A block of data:
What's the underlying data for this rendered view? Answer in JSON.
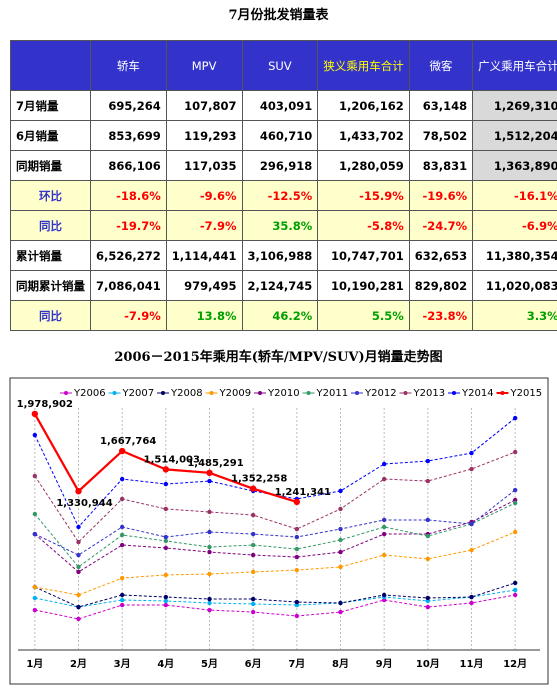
{
  "table": {
    "title": "7月份批发销量表",
    "header": [
      "",
      "轿车",
      "MPV",
      "SUV",
      "狭义乘用车合计",
      "微客",
      "广义乘用车合计"
    ],
    "rows": [
      [
        "7月销量",
        "695,264",
        "107,807",
        "403,091",
        "1,206,162",
        "63,148",
        "1,269,310"
      ],
      [
        "6月销量",
        "853,699",
        "119,293",
        "460,710",
        "1,433,702",
        "78,502",
        "1,512,204"
      ],
      [
        "同期销量",
        "866,106",
        "117,035",
        "296,918",
        "1,280,059",
        "83,831",
        "1,363,890"
      ],
      [
        "环比",
        "-18.6%",
        "-9.6%",
        "-12.5%",
        "-15.9%",
        "-19.6%",
        "-16.1%"
      ],
      [
        "同比",
        "-19.7%",
        "-7.9%",
        "35.8%",
        "-5.8%",
        "-24.7%",
        "-6.9%"
      ],
      [
        "累计销量",
        "6,526,272",
        "1,114,441",
        "3,106,988",
        "10,747,701",
        "632,653",
        "11,380,354"
      ],
      [
        "同期累计销量",
        "7,086,041",
        "979,495",
        "2,124,745",
        "10,190,281",
        "829,802",
        "11,020,083"
      ],
      [
        "同比",
        "-7.9%",
        "13.8%",
        "46.2%",
        "5.5%",
        "-23.8%",
        "3.3%"
      ]
    ]
  },
  "chart_data": {
    "type": "line",
    "title": "2006－2015年乘用车(轿车/MPV/SUV)月销量走势图",
    "categories": [
      "1月",
      "2月",
      "3月",
      "4月",
      "5月",
      "6月",
      "7月",
      "8月",
      "9月",
      "10月",
      "11月",
      "12月"
    ],
    "ylim": [
      0,
      2150000
    ],
    "series": [
      {
        "name": "Y2006",
        "color": "#cc00cc",
        "values": [
          335000,
          260000,
          377000,
          377000,
          335000,
          318000,
          285000,
          318000,
          419000,
          360000,
          394000,
          461000
        ]
      },
      {
        "name": "Y2007",
        "color": "#00b0f0",
        "values": [
          436000,
          360000,
          419000,
          411000,
          394000,
          386000,
          377000,
          394000,
          444000,
          411000,
          444000,
          503000
        ]
      },
      {
        "name": "Y2008",
        "color": "#000066",
        "values": [
          528000,
          360000,
          461000,
          444000,
          427000,
          427000,
          402000,
          394000,
          461000,
          436000,
          444000,
          562000
        ]
      },
      {
        "name": "Y2009",
        "color": "#ff9900",
        "values": [
          528000,
          461000,
          603000,
          629000,
          637000,
          654000,
          670000,
          696000,
          796000,
          763000,
          838000,
          989000
        ]
      },
      {
        "name": "Y2010",
        "color": "#800080",
        "values": [
          972000,
          654000,
          880000,
          855000,
          821000,
          796000,
          779000,
          821000,
          972000,
          972000,
          1073000,
          1257000
        ]
      },
      {
        "name": "Y2011",
        "color": "#339966",
        "values": [
          1140000,
          696000,
          964000,
          914000,
          863000,
          880000,
          846000,
          922000,
          1031000,
          955000,
          1056000,
          1232000
        ]
      },
      {
        "name": "Y2012",
        "color": "#3333cc",
        "values": [
          972000,
          796000,
          1031000,
          947000,
          989000,
          972000,
          947000,
          1014000,
          1090000,
          1090000,
          1056000,
          1341000
        ]
      },
      {
        "name": "Y2013",
        "color": "#993366",
        "values": [
          1458000,
          905000,
          1266000,
          1182000,
          1157000,
          1131000,
          1014000,
          1182000,
          1433000,
          1416000,
          1517000,
          1659000
        ]
      },
      {
        "name": "Y2014",
        "color": "#0000ff",
        "values": [
          1802000,
          1031000,
          1433000,
          1391000,
          1416000,
          1333000,
          1266000,
          1333000,
          1559000,
          1584000,
          1651000,
          1944000
        ]
      },
      {
        "name": "Y2015",
        "color": "#ff0000",
        "values": [
          1978902,
          1330944,
          1667764,
          1514003,
          1485291,
          1352258,
          1241341,
          null,
          null,
          null,
          null,
          null
        ],
        "value_labels": [
          "1,978,902",
          "1,330,944",
          "1,667,764",
          "1,514,003",
          "1,485,291",
          "1,352,258",
          "1,241,341",
          null,
          null,
          null,
          null,
          null
        ]
      }
    ]
  }
}
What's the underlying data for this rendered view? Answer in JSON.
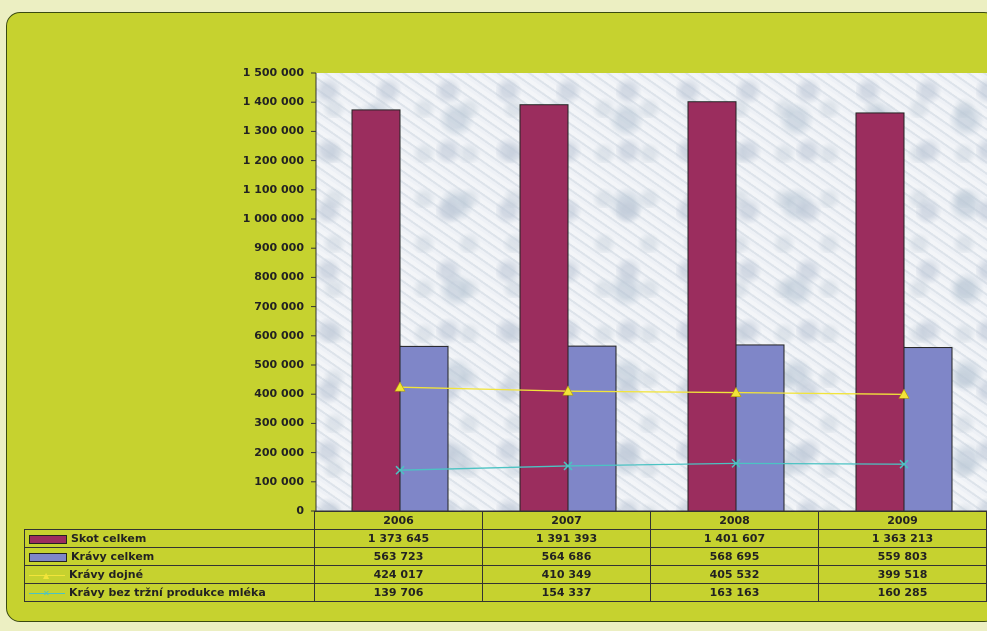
{
  "chart_data": {
    "type": "bar",
    "categories": [
      "2006",
      "2007",
      "2008",
      "2009"
    ],
    "ylim": [
      0,
      1500000
    ],
    "yticks": [
      "0",
      "100 000",
      "200 000",
      "300 000",
      "400 000",
      "500 000",
      "600 000",
      "700 000",
      "800 000",
      "900 000",
      "1 000 000",
      "1 100 000",
      "1 200 000",
      "1 300 000",
      "1 400 000",
      "1 500 000"
    ],
    "series": [
      {
        "name": "Skot celkem",
        "type": "bar",
        "color": "#9b2d5e",
        "values": [
          1373645,
          1391393,
          1401607,
          1363213
        ],
        "labels": [
          "1 373 645",
          "1 391 393",
          "1 401 607",
          "1 363 213"
        ]
      },
      {
        "name": "Krávy celkem",
        "type": "bar",
        "color": "#7f86c8",
        "values": [
          563723,
          564686,
          568695,
          559803
        ],
        "labels": [
          "563 723",
          "564 686",
          "568 695",
          "559 803"
        ]
      },
      {
        "name": "Krávy dojné",
        "type": "line",
        "marker": "triangle",
        "color": "#f2e43a",
        "values": [
          424017,
          410349,
          405532,
          399518
        ],
        "labels": [
          "424 017",
          "410 349",
          "405 532",
          "399 518"
        ]
      },
      {
        "name": "Krávy bez tržní produkce mléka",
        "type": "line",
        "marker": "x",
        "color": "#4cc3c3",
        "values": [
          139706,
          154337,
          163163,
          160285
        ],
        "labels": [
          "139 706",
          "154 337",
          "163 163",
          "160 285"
        ]
      }
    ],
    "grid": false,
    "legend": "table"
  }
}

To do: Make an exact copy of the whole listing, but don't bring over any pictures.

Response to this task:
What's the underlying data for this rendered view? Answer in JSON.
{
  "table": {
    "title": "7月份批发销量表",
    "header": [
      "",
      "轿车",
      "MPV",
      "SUV",
      "狭义乘用车合计",
      "微客",
      "广义乘用车合计"
    ],
    "rows": [
      [
        "7月销量",
        "695,264",
        "107,807",
        "403,091",
        "1,206,162",
        "63,148",
        "1,269,310"
      ],
      [
        "6月销量",
        "853,699",
        "119,293",
        "460,710",
        "1,433,702",
        "78,502",
        "1,512,204"
      ],
      [
        "同期销量",
        "866,106",
        "117,035",
        "296,918",
        "1,280,059",
        "83,831",
        "1,363,890"
      ],
      [
        "环比",
        "-18.6%",
        "-9.6%",
        "-12.5%",
        "-15.9%",
        "-19.6%",
        "-16.1%"
      ],
      [
        "同比",
        "-19.7%",
        "-7.9%",
        "35.8%",
        "-5.8%",
        "-24.7%",
        "-6.9%"
      ],
      [
        "累计销量",
        "6,526,272",
        "1,114,441",
        "3,106,988",
        "10,747,701",
        "632,653",
        "11,380,354"
      ],
      [
        "同期累计销量",
        "7,086,041",
        "979,495",
        "2,124,745",
        "10,190,281",
        "829,802",
        "11,020,083"
      ],
      [
        "同比",
        "-7.9%",
        "13.8%",
        "46.2%",
        "5.5%",
        "-23.8%",
        "3.3%"
      ]
    ]
  },
  "chart_data": {
    "type": "line",
    "title": "2006－2015年乘用车(轿车/MPV/SUV)月销量走势图",
    "categories": [
      "1月",
      "2月",
      "3月",
      "4月",
      "5月",
      "6月",
      "7月",
      "8月",
      "9月",
      "10月",
      "11月",
      "12月"
    ],
    "ylim": [
      0,
      2150000
    ],
    "series": [
      {
        "name": "Y2006",
        "color": "#cc00cc",
        "values": [
          335000,
          260000,
          377000,
          377000,
          335000,
          318000,
          285000,
          318000,
          419000,
          360000,
          394000,
          461000
        ]
      },
      {
        "name": "Y2007",
        "color": "#00b0f0",
        "values": [
          436000,
          360000,
          419000,
          411000,
          394000,
          386000,
          377000,
          394000,
          444000,
          411000,
          444000,
          503000
        ]
      },
      {
        "name": "Y2008",
        "color": "#000066",
        "values": [
          528000,
          360000,
          461000,
          444000,
          427000,
          427000,
          402000,
          394000,
          461000,
          436000,
          444000,
          562000
        ]
      },
      {
        "name": "Y2009",
        "color": "#ff9900",
        "values": [
          528000,
          461000,
          603000,
          629000,
          637000,
          654000,
          670000,
          696000,
          796000,
          763000,
          838000,
          989000
        ]
      },
      {
        "name": "Y2010",
        "color": "#800080",
        "values": [
          972000,
          654000,
          880000,
          855000,
          821000,
          796000,
          779000,
          821000,
          972000,
          972000,
          1073000,
          1257000
        ]
      },
      {
        "name": "Y2011",
        "color": "#339966",
        "values": [
          1140000,
          696000,
          964000,
          914000,
          863000,
          880000,
          846000,
          922000,
          1031000,
          955000,
          1056000,
          1232000
        ]
      },
      {
        "name": "Y2012",
        "color": "#3333cc",
        "values": [
          972000,
          796000,
          1031000,
          947000,
          989000,
          972000,
          947000,
          1014000,
          1090000,
          1090000,
          1056000,
          1341000
        ]
      },
      {
        "name": "Y2013",
        "color": "#993366",
        "values": [
          1458000,
          905000,
          1266000,
          1182000,
          1157000,
          1131000,
          1014000,
          1182000,
          1433000,
          1416000,
          1517000,
          1659000
        ]
      },
      {
        "name": "Y2014",
        "color": "#0000ff",
        "values": [
          1802000,
          1031000,
          1433000,
          1391000,
          1416000,
          1333000,
          1266000,
          1333000,
          1559000,
          1584000,
          1651000,
          1944000
        ]
      },
      {
        "name": "Y2015",
        "color": "#ff0000",
        "values": [
          1978902,
          1330944,
          1667764,
          1514003,
          1485291,
          1352258,
          1241341,
          null,
          null,
          null,
          null,
          null
        ],
        "value_labels": [
          "1,978,902",
          "1,330,944",
          "1,667,764",
          "1,514,003",
          "1,485,291",
          "1,352,258",
          "1,241,341",
          null,
          null,
          null,
          null,
          null
        ]
      }
    ]
  }
}
What's the underlying data for this rendered view? Answer in JSON.
{
  "chart_data": {
    "type": "bar",
    "categories": [
      "2006",
      "2007",
      "2008",
      "2009"
    ],
    "ylim": [
      0,
      1500000
    ],
    "yticks": [
      "0",
      "100 000",
      "200 000",
      "300 000",
      "400 000",
      "500 000",
      "600 000",
      "700 000",
      "800 000",
      "900 000",
      "1 000 000",
      "1 100 000",
      "1 200 000",
      "1 300 000",
      "1 400 000",
      "1 500 000"
    ],
    "series": [
      {
        "name": "Skot celkem",
        "type": "bar",
        "color": "#9b2d5e",
        "values": [
          1373645,
          1391393,
          1401607,
          1363213
        ],
        "labels": [
          "1 373 645",
          "1 391 393",
          "1 401 607",
          "1 363 213"
        ]
      },
      {
        "name": "Krávy celkem",
        "type": "bar",
        "color": "#7f86c8",
        "values": [
          563723,
          564686,
          568695,
          559803
        ],
        "labels": [
          "563 723",
          "564 686",
          "568 695",
          "559 803"
        ]
      },
      {
        "name": "Krávy dojné",
        "type": "line",
        "marker": "triangle",
        "color": "#f2e43a",
        "values": [
          424017,
          410349,
          405532,
          399518
        ],
        "labels": [
          "424 017",
          "410 349",
          "405 532",
          "399 518"
        ]
      },
      {
        "name": "Krávy bez tržní produkce mléka",
        "type": "line",
        "marker": "x",
        "color": "#4cc3c3",
        "values": [
          139706,
          154337,
          163163,
          160285
        ],
        "labels": [
          "139 706",
          "154 337",
          "163 163",
          "160 285"
        ]
      }
    ],
    "grid": false,
    "legend": "table"
  }
}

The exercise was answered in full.